• _Goal_:
Word for word, print each line of the listing below; pictures stay out.

--- START ---

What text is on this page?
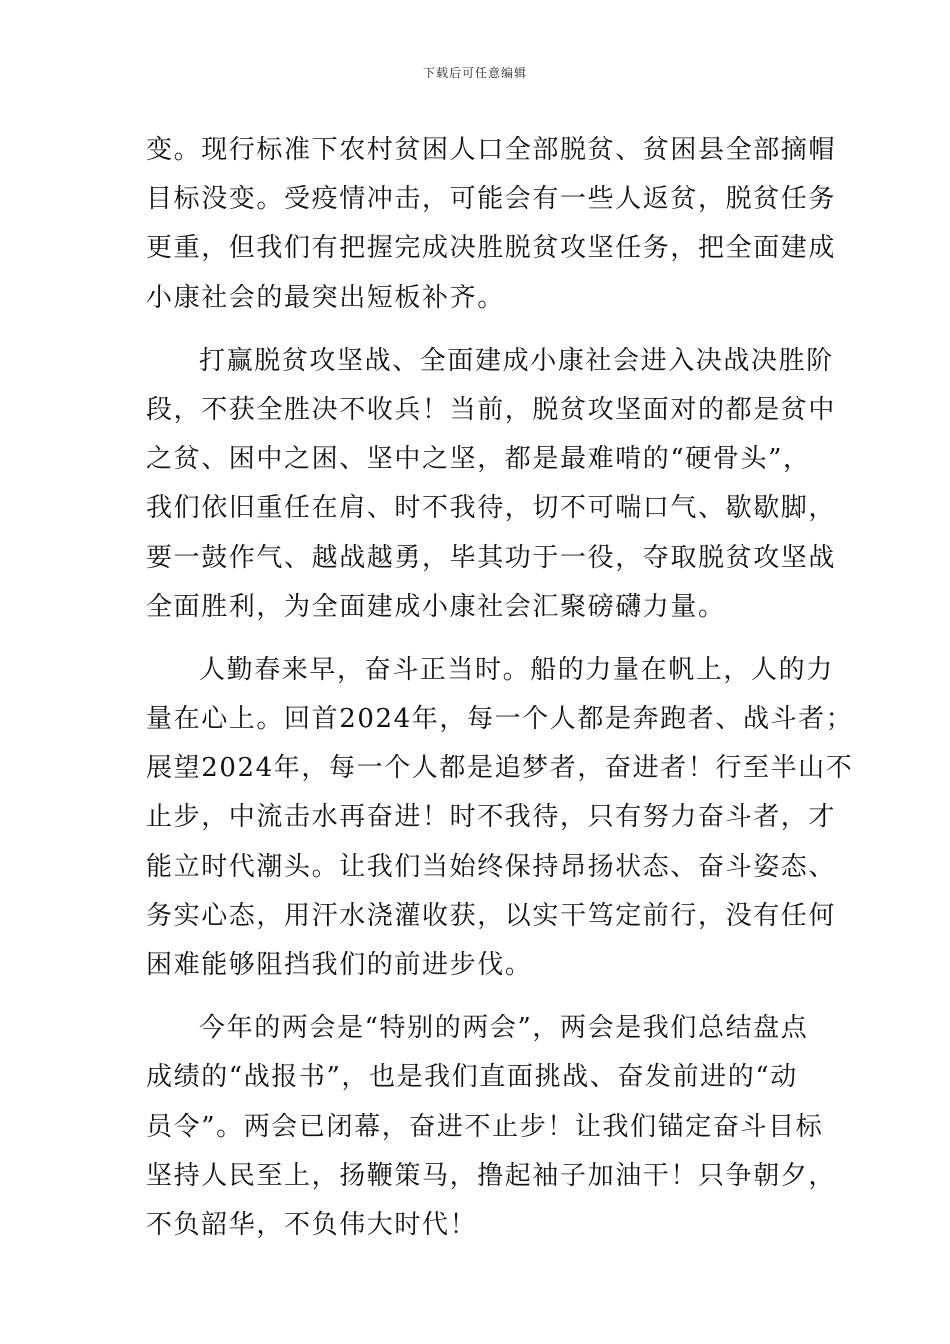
下载后可任意编辑
变。现行标准下农村贫困人口全部脱贫、贫困县全部摘帽
目标没变。受疫情冲击，可能会有一些人返贫，脱贫任务
更重，但我们有把握完成决胜脱贫攻坚任务，把全面建成
小康社会的最突出短板补齐。
打赢脱贫攻坚战、全面建成小康社会进入决战决胜阶
段，不获全胜决不收兵！当前，脱贫攻坚面对的都是贫中
之贫、困中之困、坚中之坚，都是最难啃的“硬骨头”，
我们依旧重任在肩、时不我待，切不可喘口气、歇歇脚，
要一鼓作气、越战越勇，毕其功于一役，夺取脱贫攻坚战
全面胜利，为全面建成小康社会汇聚磅礴力量。
人勤春来早，奋斗正当时。船的力量在帆上，人的力
量在心上。回首2024年，每一个人都是奔跑者、战斗者；
展望2024年，每一个人都是追梦者，奋进者！行至半山不
止步，中流击水再奋进！时不我待，只有努力奋斗者，才
能立时代潮头。让我们当始终保持昂扬状态、奋斗姿态、
务实心态，用汗水浇灌收获，以实干笃定前行，没有任何
困难能够阻挡我们的前进步伐。
今年的两会是“特别的两会”，两会是我们总结盘点
成绩的“战报书”，也是我们直面挑战、奋发前进的“动
员令”。两会已闭幕，奋进不止步！让我们锚定奋斗目标
坚持人民至上，扬鞭策马，撸起袖子加油干！只争朝夕，
不负韶华，不负伟大时代！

--- END ---

• _Written answer_:
What text is on this page?
下载后可任意编辑
变。现行标准下农村贫困人口全部脱贫、贫困县全部摘帽
目标没变。受疫情冲击，可能会有一些人返贫，脱贫任务
更重，但我们有把握完成决胜脱贫攻坚任务，把全面建成
小康社会的最突出短板补齐。
打赢脱贫攻坚战、全面建成小康社会进入决战决胜阶
段，不获全胜决不收兵！当前，脱贫攻坚面对的都是贫中
之贫、困中之困、坚中之坚，都是最难啃的“硬骨头”，
我们依旧重任在肩、时不我待，切不可喘口气、歇歇脚，
要一鼓作气、越战越勇，毕其功于一役，夺取脱贫攻坚战
全面胜利，为全面建成小康社会汇聚磅礴力量。
人勤春来早，奋斗正当时。船的力量在帆上，人的力
量在心上。回首2024年，每一个人都是奔跑者、战斗者；
展望2024年，每一个人都是追梦者，奋进者！行至半山不
止步，中流击水再奋进！时不我待，只有努力奋斗者，才
能立时代潮头。让我们当始终保持昂扬状态、奋斗姿态、
务实心态，用汗水浇灌收获，以实干笃定前行，没有任何
困难能够阻挡我们的前进步伐。
今年的两会是“特别的两会”，两会是我们总结盘点
成绩的“战报书”，也是我们直面挑战、奋发前进的“动
员令”。两会已闭幕，奋进不止步！让我们锚定奋斗目标
坚持人民至上，扬鞭策马，撸起袖子加油干！只争朝夕，
不负韶华，不负伟大时代！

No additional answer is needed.